STATED GOAL: Would you copy only the lines below, from the one containing "Convert this screenshot" through the very last one, leaving the pictures out?

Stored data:
==================================================
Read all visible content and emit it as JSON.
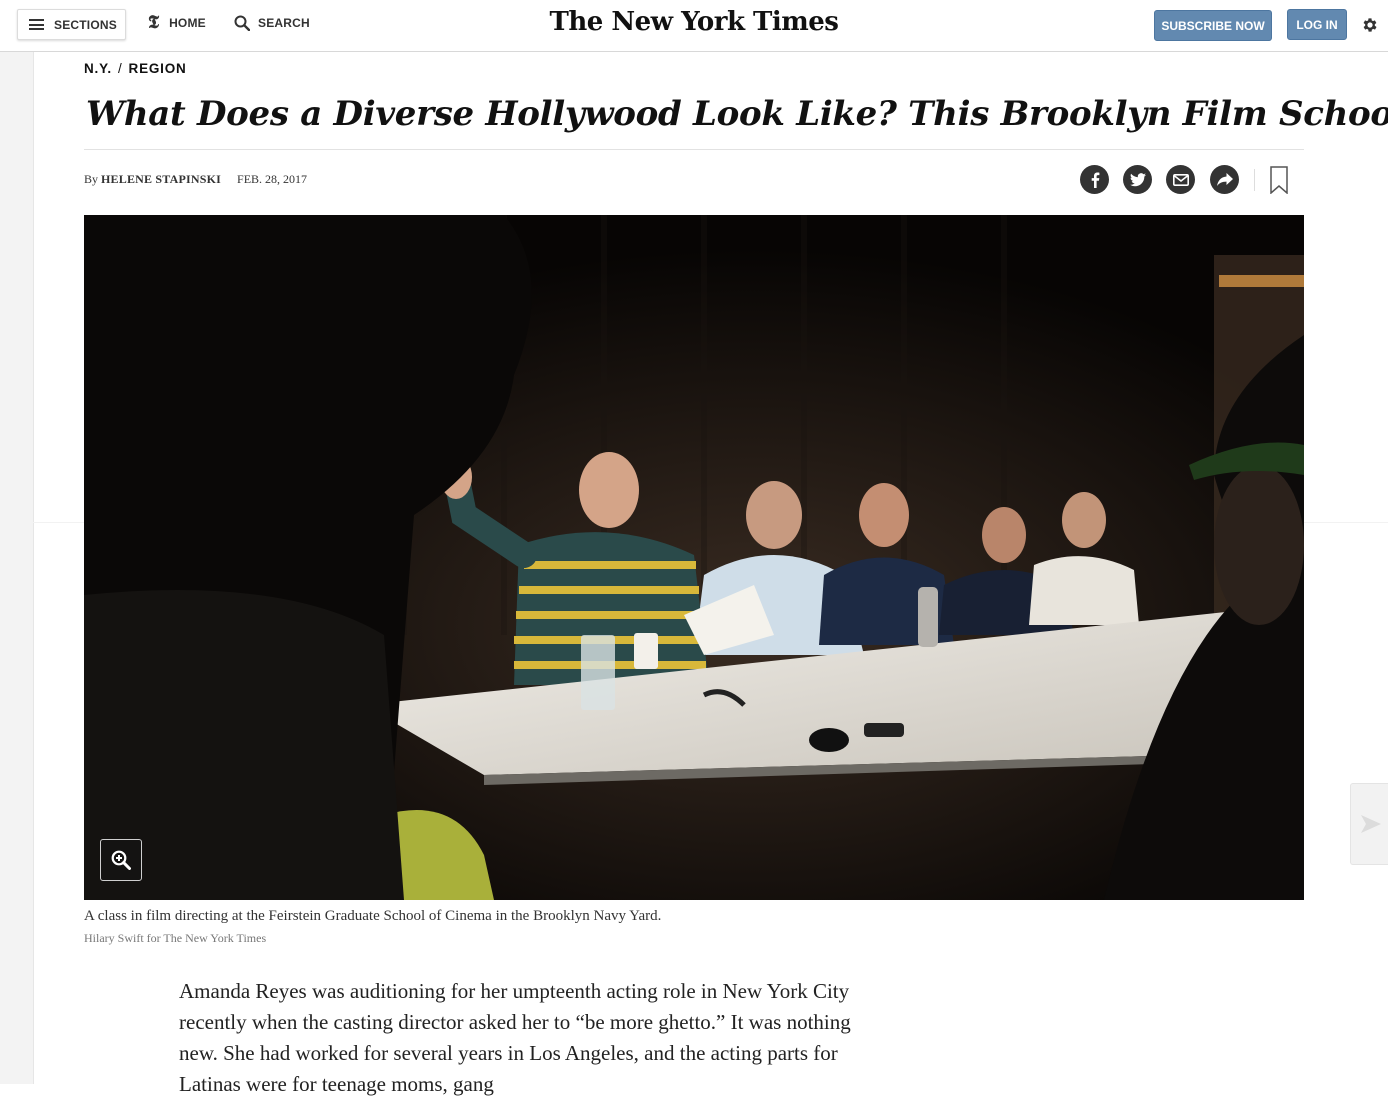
{
  "masthead": {
    "sections_label": "SECTIONS",
    "home_label": "HOME",
    "search_label": "SEARCH",
    "logo_text": "The New York Times",
    "subscribe_label": "SUBSCRIBE NOW",
    "login_label": "LOG IN",
    "accent_color": "#6289b0"
  },
  "article": {
    "kicker": {
      "section": "N.Y.",
      "subsection": "REGION"
    },
    "headline": "What Does a Diverse Hollywood Look Like? This Brooklyn Film School",
    "byline_prefix": "By",
    "author": "HELENE STAPINSKI",
    "date": "FEB. 28, 2017",
    "share_icons": [
      "facebook-icon",
      "twitter-icon",
      "email-icon",
      "share-arrow-icon",
      "bookmark-icon"
    ],
    "photo": {
      "caption": "A class in film directing at the Feirstein Graduate School of Cinema in the Brooklyn Navy Yard.",
      "credit": "Hilary Swift for The New York Times"
    },
    "body_text": "Amanda Reyes was auditioning for her umpteenth acting role in New York City recently when the casting director asked her to “be more ghetto.” It was nothing new. She had worked for several years in Los Angeles, and the acting parts for Latinas were for teenage moms, gang"
  }
}
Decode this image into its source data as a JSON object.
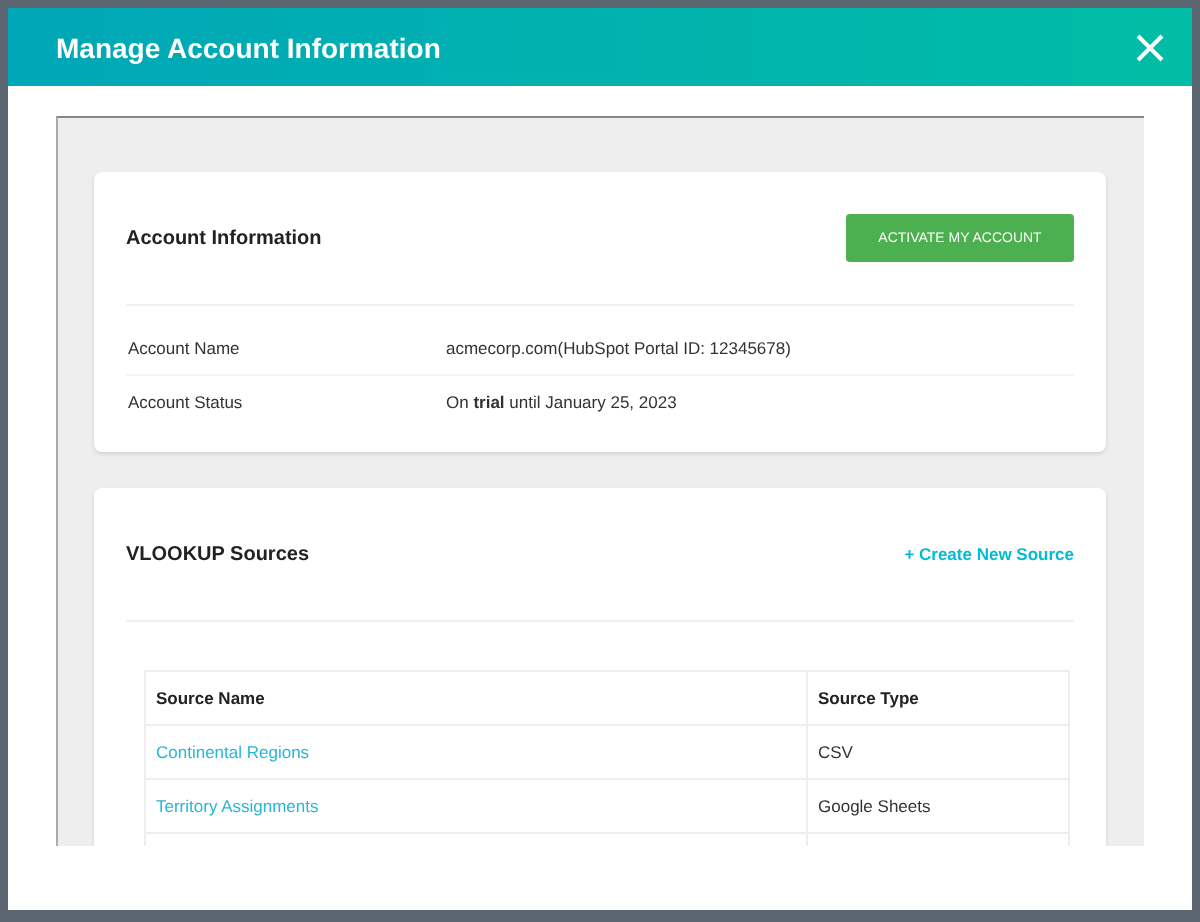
{
  "window": {
    "title": "Manage Account Information"
  },
  "account_card": {
    "title": "Account Information",
    "button": "ACTIVATE MY ACCOUNT",
    "rows": [
      {
        "label": "Account Name",
        "value": "acmecorp.com(HubSpot Portal ID: 12345678)"
      },
      {
        "label": "Account Status",
        "value": "On **trial** until January 25, 2023"
      }
    ]
  },
  "sources_card": {
    "title": "VLOOKUP Sources",
    "link": "+ Create New Source",
    "table": {
      "columns": [
        "Source Name",
        "Source Type"
      ],
      "rows": [
        {
          "name": "Continental Regions",
          "type": "CSV"
        },
        {
          "name": "Territory Assignments",
          "type": "Google Sheets"
        }
      ]
    }
  }
}
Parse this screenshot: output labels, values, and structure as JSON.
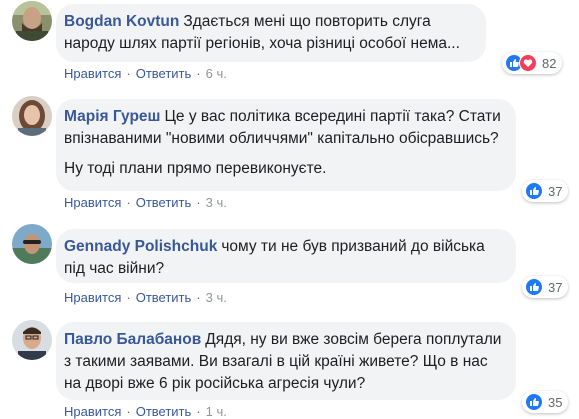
{
  "comments": [
    {
      "author": "Bogdan Kovtun",
      "text": "Здається мені що повторить слуга народу шлях партії регіонів, хоча різниці особої нема...",
      "reactions": {
        "count": "82",
        "types": [
          "like-icon",
          "love-icon"
        ]
      },
      "actions": {
        "like": "Нравится",
        "reply": "Ответить",
        "time": "6 ч."
      }
    },
    {
      "author": "Марія Гуреш",
      "text": "Це у вас політика всередині партії така? Стати впізнаваними \"новими обличчями\" капітально обісравшись?",
      "text2": "Ну тоді плани прямо перевиконуєте.",
      "reactions": {
        "count": "37",
        "types": [
          "like-icon"
        ]
      },
      "actions": {
        "like": "Нравится",
        "reply": "Ответить",
        "time": "3 ч."
      }
    },
    {
      "author": "Gennady Polishchuk",
      "text": "чому ти не був призваний до війська під час війни?",
      "reactions": {
        "count": "37",
        "types": [
          "like-icon"
        ]
      },
      "actions": {
        "like": "Нравится",
        "reply": "Ответить",
        "time": "3 ч."
      }
    },
    {
      "author": "Павло Балабанов",
      "text": "Дядя, ну ви вже зовсім берега поплутали з такими заявами. Ви взагалі в цій країні живете? Що в нас на дворі вже 6 рік російська агресія чули?",
      "reactions": {
        "count": "35",
        "types": [
          "like-icon"
        ]
      },
      "actions": {
        "like": "Нравится",
        "reply": "Ответить",
        "time": "1 ч."
      }
    }
  ],
  "colors": {
    "author": "#385898",
    "bubble": "#f2f3f5",
    "like": "#2078f4",
    "love": "#f33e58",
    "meta": "#90949c"
  }
}
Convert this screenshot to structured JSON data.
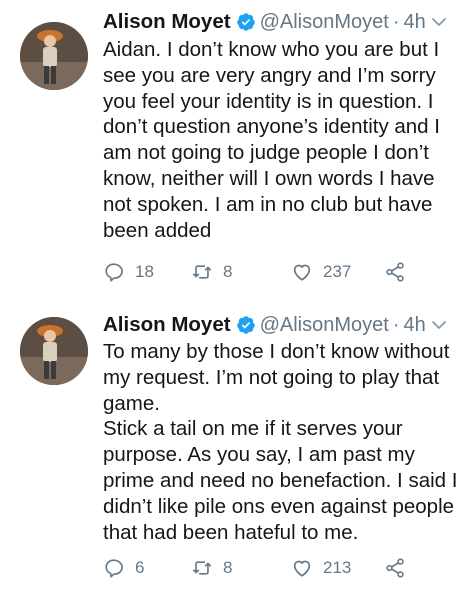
{
  "tweets": [
    {
      "name": "Alison Moyet",
      "handle": "@AlisonMoyet",
      "separator": "·",
      "time": "4h",
      "text": "Aidan. I don’t know who you are but I see you are very angry and I’m sorry you feel your identity is in question. I don’t question anyone’s identity and I am not going to judge people I don’t know, neither will I own words I have not spoken. I am in no club but have been added",
      "replies": "18",
      "retweets": "8",
      "likes": "237"
    },
    {
      "name": "Alison Moyet",
      "handle": "@AlisonMoyet",
      "separator": "·",
      "time": "4h",
      "text": "To many by those I don’t know without my request. I’m not going to play that game.\nStick a tail on me if it serves your purpose. As you say, I am past my prime and need no benefaction. I said I didn’t like pile ons even against people that had been hateful to me.",
      "replies": "6",
      "retweets": "8",
      "likes": "213"
    }
  ],
  "icons": {
    "verified": "verified-badge-icon",
    "chevron": "chevron-down-icon",
    "reply": "reply-icon",
    "retweet": "retweet-icon",
    "like": "heart-icon",
    "share": "share-icon"
  },
  "colors": {
    "text": "#14171a",
    "secondary": "#657786",
    "verified": "#1da1f2"
  }
}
==================================================
RESULT:
Convert this screenshot to structured JSON data.
{
  "tweets": [
    {
      "name": "Alison Moyet",
      "handle": "@AlisonMoyet",
      "separator": "·",
      "time": "4h",
      "text": "Aidan. I don’t know who you are but I see you are very angry and I’m sorry you feel your identity is in question. I don’t question anyone’s identity and I am not going to judge people I don’t know, neither will I own words I have not spoken. I am in no club but have been added",
      "replies": "18",
      "retweets": "8",
      "likes": "237"
    },
    {
      "name": "Alison Moyet",
      "handle": "@AlisonMoyet",
      "separator": "·",
      "time": "4h",
      "text": "To many by those I don’t know without my request. I’m not going to play that game.\nStick a tail on me if it serves your purpose. As you say, I am past my prime and need no benefaction. I said I didn’t like pile ons even against people that had been hateful to me.",
      "replies": "6",
      "retweets": "8",
      "likes": "213"
    }
  ],
  "icons": {
    "verified": "verified-badge-icon",
    "chevron": "chevron-down-icon",
    "reply": "reply-icon",
    "retweet": "retweet-icon",
    "like": "heart-icon",
    "share": "share-icon"
  },
  "colors": {
    "text": "#14171a",
    "secondary": "#657786",
    "verified": "#1da1f2"
  }
}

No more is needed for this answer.